◆ Aim
Will you write out all the entries below exactly?

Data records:
========

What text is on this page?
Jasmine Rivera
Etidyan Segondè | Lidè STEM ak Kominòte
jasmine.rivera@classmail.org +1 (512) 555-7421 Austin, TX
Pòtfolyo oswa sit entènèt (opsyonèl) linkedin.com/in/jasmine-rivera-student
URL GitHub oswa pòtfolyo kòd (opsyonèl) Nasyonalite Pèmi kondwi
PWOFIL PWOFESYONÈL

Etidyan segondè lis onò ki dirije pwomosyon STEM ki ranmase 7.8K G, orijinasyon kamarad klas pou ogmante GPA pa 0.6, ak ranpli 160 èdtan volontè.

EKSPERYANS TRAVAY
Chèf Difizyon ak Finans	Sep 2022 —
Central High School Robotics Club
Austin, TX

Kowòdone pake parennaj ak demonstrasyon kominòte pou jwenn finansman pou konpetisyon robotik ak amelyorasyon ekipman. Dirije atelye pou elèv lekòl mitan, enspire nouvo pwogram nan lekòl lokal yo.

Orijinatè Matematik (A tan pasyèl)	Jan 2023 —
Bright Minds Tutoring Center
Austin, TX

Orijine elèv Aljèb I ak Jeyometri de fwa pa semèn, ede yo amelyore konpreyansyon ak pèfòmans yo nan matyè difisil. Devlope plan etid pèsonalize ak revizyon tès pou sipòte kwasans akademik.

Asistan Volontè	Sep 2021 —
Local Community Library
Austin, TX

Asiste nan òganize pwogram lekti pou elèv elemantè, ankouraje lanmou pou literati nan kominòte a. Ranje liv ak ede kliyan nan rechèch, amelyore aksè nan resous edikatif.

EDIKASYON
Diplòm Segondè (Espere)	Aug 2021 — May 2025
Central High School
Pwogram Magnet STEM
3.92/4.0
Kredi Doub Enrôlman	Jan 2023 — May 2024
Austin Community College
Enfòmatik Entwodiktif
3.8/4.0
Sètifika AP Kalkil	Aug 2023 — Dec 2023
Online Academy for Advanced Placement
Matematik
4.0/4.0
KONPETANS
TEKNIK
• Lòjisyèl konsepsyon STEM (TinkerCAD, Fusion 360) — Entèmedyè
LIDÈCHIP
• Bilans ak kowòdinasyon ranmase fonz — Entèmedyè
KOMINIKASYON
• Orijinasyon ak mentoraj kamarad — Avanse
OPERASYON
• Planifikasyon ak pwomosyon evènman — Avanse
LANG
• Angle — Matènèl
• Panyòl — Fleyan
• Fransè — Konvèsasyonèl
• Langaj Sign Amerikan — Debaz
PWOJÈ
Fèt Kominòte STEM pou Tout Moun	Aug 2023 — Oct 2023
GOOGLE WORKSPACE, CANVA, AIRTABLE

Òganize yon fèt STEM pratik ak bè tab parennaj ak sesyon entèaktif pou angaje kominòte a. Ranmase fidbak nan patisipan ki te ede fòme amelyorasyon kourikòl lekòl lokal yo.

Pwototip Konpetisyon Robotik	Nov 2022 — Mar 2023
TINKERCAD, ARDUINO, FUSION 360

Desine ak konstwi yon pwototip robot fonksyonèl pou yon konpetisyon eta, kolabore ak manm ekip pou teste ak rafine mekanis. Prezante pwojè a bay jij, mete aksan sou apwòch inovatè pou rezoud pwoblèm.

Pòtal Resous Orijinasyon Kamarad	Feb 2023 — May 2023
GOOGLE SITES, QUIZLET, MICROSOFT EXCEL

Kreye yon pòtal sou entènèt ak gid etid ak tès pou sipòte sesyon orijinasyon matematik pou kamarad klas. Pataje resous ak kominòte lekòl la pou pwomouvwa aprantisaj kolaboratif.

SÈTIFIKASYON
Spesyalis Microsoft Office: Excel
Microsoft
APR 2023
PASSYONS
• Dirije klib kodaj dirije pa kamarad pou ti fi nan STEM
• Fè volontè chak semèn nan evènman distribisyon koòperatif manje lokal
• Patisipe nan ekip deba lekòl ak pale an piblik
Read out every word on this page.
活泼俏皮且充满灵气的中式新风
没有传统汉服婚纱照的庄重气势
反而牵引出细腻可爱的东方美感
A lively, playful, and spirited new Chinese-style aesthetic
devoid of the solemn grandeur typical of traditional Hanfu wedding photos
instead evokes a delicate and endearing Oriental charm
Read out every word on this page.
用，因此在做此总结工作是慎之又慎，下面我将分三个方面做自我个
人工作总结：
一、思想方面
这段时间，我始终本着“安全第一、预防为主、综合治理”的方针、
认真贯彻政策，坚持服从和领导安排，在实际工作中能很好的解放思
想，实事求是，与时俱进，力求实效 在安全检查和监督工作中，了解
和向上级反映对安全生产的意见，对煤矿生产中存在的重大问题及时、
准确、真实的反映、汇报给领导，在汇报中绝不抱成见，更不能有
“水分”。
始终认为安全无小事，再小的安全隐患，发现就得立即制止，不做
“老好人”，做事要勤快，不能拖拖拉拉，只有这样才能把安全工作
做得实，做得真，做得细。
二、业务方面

========

◆ Full output
What text is on this page?
Jasmine Rivera
Etidyan Segondè | Lidè STEM ak Kominòte
jasmine.rivera@classmail.org +1 (512) 555-7421 Austin, TX
Pòtfolyo oswa sit entènèt (opsyonèl) linkedin.com/in/jasmine-rivera-student
URL GitHub oswa pòtfolyo kòd (opsyonèl) Nasyonalite Pèmi kondwi
PWOFIL PWOFESYONÈL

Etidyan segondè lis onò ki dirije pwomosyon STEM ki ranmase 7.8K G, orijinasyon kamarad klas pou ogmante GPA pa 0.6, ak ranpli 160 èdtan volontè.

EKSPERYANS TRAVAY
Chèf Difizyon ak Finans	Sep 2022 —
Central High School Robotics Club
Austin, TX

Kowòdone pake parennaj ak demonstrasyon kominòte pou jwenn finansman pou konpetisyon robotik ak amelyorasyon ekipman. Dirije atelye pou elèv lekòl mitan, enspire nouvo pwogram nan lekòl lokal yo.

Orijinatè Matematik (A tan pasyèl)	Jan 2023 —
Bright Minds Tutoring Center
Austin, TX

Orijine elèv Aljèb I ak Jeyometri de fwa pa semèn, ede yo amelyore konpreyansyon ak pèfòmans yo nan matyè difisil. Devlope plan etid pèsonalize ak revizyon tès pou sipòte kwasans akademik.

Asistan Volontè	Sep 2021 —
Local Community Library
Austin, TX

Asiste nan òganize pwogram lekti pou elèv elemantè, ankouraje lanmou pou literati nan kominòte a. Ranje liv ak ede kliyan nan rechèch, amelyore aksè nan resous edikatif.

EDIKASYON
Diplòm Segondè (Espere)	Aug 2021 — May 2025
Central High School
Pwogram Magnet STEM
3.92/4.0
Kredi Doub Enrôlman	Jan 2023 — May 2024
Austin Community College
Enfòmatik Entwodiktif
3.8/4.0
Sètifika AP Kalkil	Aug 2023 — Dec 2023
Online Academy for Advanced Placement
Matematik
4.0/4.0
KONPETANS
TEKNIK
• Lòjisyèl konsepsyon STEM (TinkerCAD, Fusion 360) — Entèmedyè
LIDÈCHIP
• Bilans ak kowòdinasyon ranmase fonz — Entèmedyè
KOMINIKASYON
• Orijinasyon ak mentoraj kamarad — Avanse
OPERASYON
• Planifikasyon ak pwomosyon evènman — Avanse
LANG
• Angle — Matènèl
• Panyòl — Fleyan
• Fransè — Konvèsasyonèl
• Langaj Sign Amerikan — Debaz
PWOJÈ
Fèt Kominòte STEM pou Tout Moun	Aug 2023 — Oct 2023
GOOGLE WORKSPACE, CANVA, AIRTABLE

Òganize yon fèt STEM pratik ak bè tab parennaj ak sesyon entèaktif pou angaje kominòte a. Ranmase fidbak nan patisipan ki te ede fòme amelyorasyon kourikòl lekòl lokal yo.

Pwototip Konpetisyon Robotik	Nov 2022 — Mar 2023
TINKERCAD, ARDUINO, FUSION 360

Desine ak konstwi yon pwototip robot fonksyonèl pou yon konpetisyon eta, kolabore ak manm ekip pou teste ak rafine mekanis. Prezante pwojè a bay jij, mete aksan sou apwòch inovatè pou rezoud pwoblèm.

Pòtal Resous Orijinasyon Kamarad	Feb 2023 — May 2023
GOOGLE SITES, QUIZLET, MICROSOFT EXCEL

Kreye yon pòtal sou entènèt ak gid etid ak tès pou sipòte sesyon orijinasyon matematik pou kamarad klas. Pataje resous ak kominòte lekòl la pou pwomouvwa aprantisaj kolaboratif.

SÈTIFIKASYON
Spesyalis Microsoft Office: Excel
Microsoft
APR 2023
PASSYONS
• Dirije klib kodaj dirije pa kamarad pou ti fi nan STEM
• Fè volontè chak semèn nan evènman distribisyon koòperatif manje lokal
• Patisipe nan ekip deba lekòl ak pale an piblik
Read out every word on this page.
活泼俏皮且充满灵气的中式新风
没有传统汉服婚纱照的庄重气势
反而牵引出细腻可爱的东方美感
A lively, playful, and spirited new Chinese-style aesthetic
devoid of the solemn grandeur typical of traditional Hanfu wedding photos
instead evokes a delicate and endearing Oriental charm
Read out every word on this page.
用，因此在做此总结工作是慎之又慎，下面我将分三个方面做自我个
人工作总结：
一、思想方面
这段时间，我始终本着“安全第一、预防为主、综合治理”的方针、
认真贯彻政策，坚持服从和领导安排，在实际工作中能很好的解放思
想，实事求是，与时俱进，力求实效 在安全检查和监督工作中，了解
和向上级反映对安全生产的意见，对煤矿生产中存在的重大问题及时、
准确、真实的反映、汇报给领导，在汇报中绝不抱成见，更不能有
“水分”。
始终认为安全无小事，再小的安全隐患，发现就得立即制止，不做
“老好人”，做事要勤快，不能拖拖拉拉，只有这样才能把安全工作
做得实，做得真，做得细。
二、业务方面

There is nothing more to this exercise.